[TASK REQUIREMENTS] Each line of the material below that holds the word "Timpani" needs to be copied.
==== SOURCE MATERIAL
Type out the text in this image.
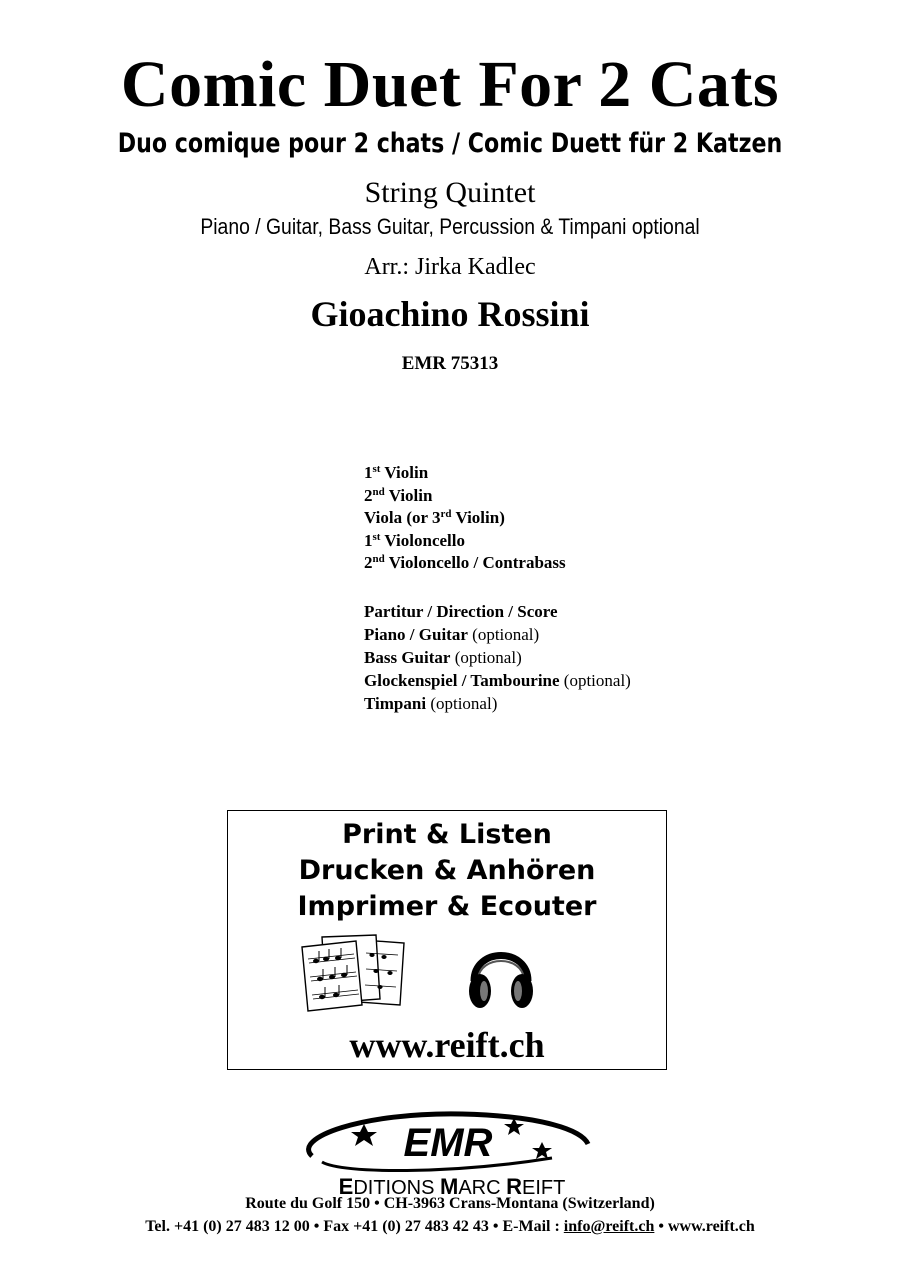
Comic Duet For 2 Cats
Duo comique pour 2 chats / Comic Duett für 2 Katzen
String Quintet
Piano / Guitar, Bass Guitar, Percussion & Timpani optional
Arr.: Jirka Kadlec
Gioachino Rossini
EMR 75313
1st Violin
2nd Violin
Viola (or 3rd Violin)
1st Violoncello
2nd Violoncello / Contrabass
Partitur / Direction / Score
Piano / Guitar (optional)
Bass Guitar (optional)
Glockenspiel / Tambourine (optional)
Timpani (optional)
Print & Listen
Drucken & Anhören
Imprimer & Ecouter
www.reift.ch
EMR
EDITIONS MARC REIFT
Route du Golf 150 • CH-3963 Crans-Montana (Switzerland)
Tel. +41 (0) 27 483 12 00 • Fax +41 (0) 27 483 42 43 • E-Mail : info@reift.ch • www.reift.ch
========
[ANSWER IN FULL]
Piano / Guitar, Bass Guitar, Percussion & Timpani optional
Timpani (optional)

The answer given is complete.